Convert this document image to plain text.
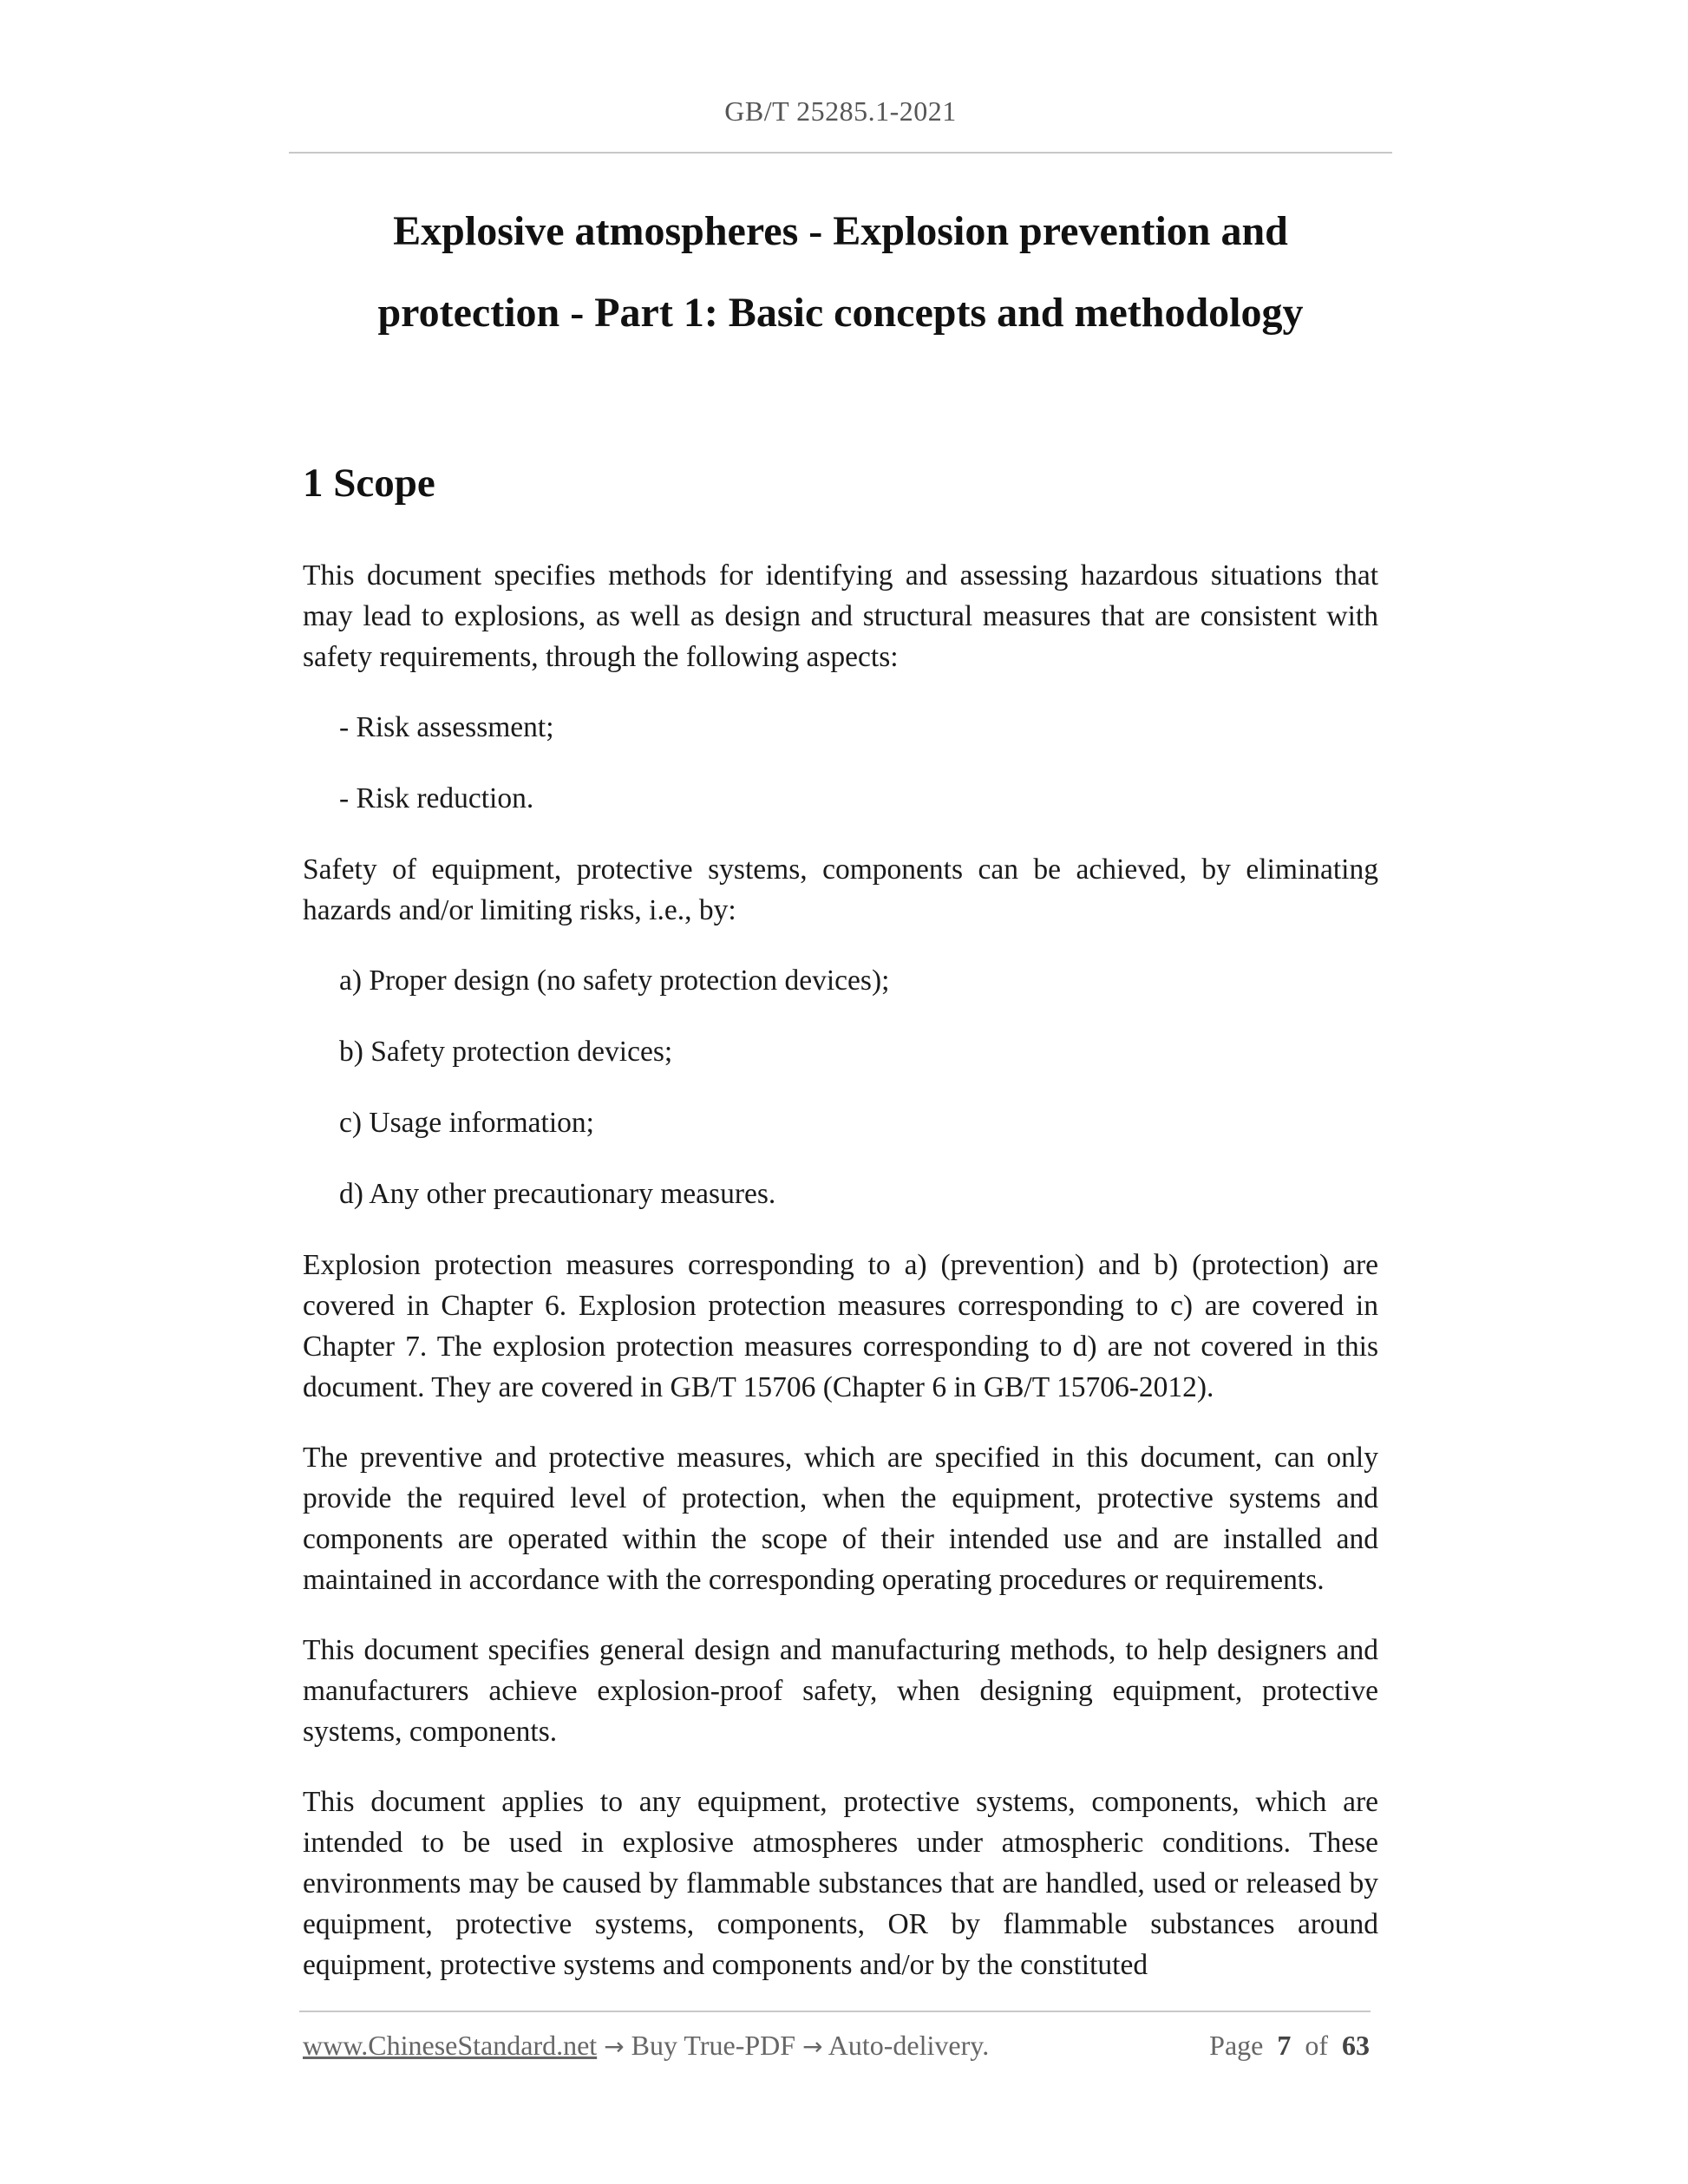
GB/T 25285.1-2021
Explosive atmospheres - Explosion prevention and
protection - Part 1: Basic concepts and methodology
1 Scope

This document specifies methods for identifying and assessing hazardous situations that may lead to explosions, as well as design and structural measures that are consistent with safety requirements, through the following aspects:

- Risk assessment;

- Risk reduction.

Safety of equipment, protective systems, components can be achieved, by eliminating hazards and/or limiting risks, i.e., by:

a) Proper design (no safety protection devices);

b) Safety protection devices;

c) Usage information;

d) Any other precautionary measures.

Explosion protection measures corresponding to a) (prevention) and b) (protection) are covered in Chapter 6. Explosion protection measures corresponding to c) are covered in Chapter 7. The explosion protection measures corresponding to d) are not covered in this document. They are covered in GB/T 15706 (Chapter 6 in GB/T 15706-2012).

The preventive and protective measures, which are specified in this document, can only provide the required level of protection, when the equipment, protective systems and components are operated within the scope of their intended use and are installed and maintained in accordance with the corresponding operating procedures or requirements.

This document specifies general design and manufacturing methods, to help designers and manufacturers achieve explosion-proof safety, when designing equipment, protective systems, components.

This document applies to any equipment, protective systems, components, which are intended to be used in explosive atmospheres under atmospheric conditions. These environments may be caused by flammable substances that are handled, used or released by equipment, protective systems, components, OR by flammable substances around equipment, protective systems and components and/or by the constituted

www.ChineseStandard.net → Buy True-PDF → Auto-delivery.	Page 7 of 63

• **Goal of the exercise**
Count the lines of the data that contain the string "devices", and reply with that number alone.

• **Solution**
2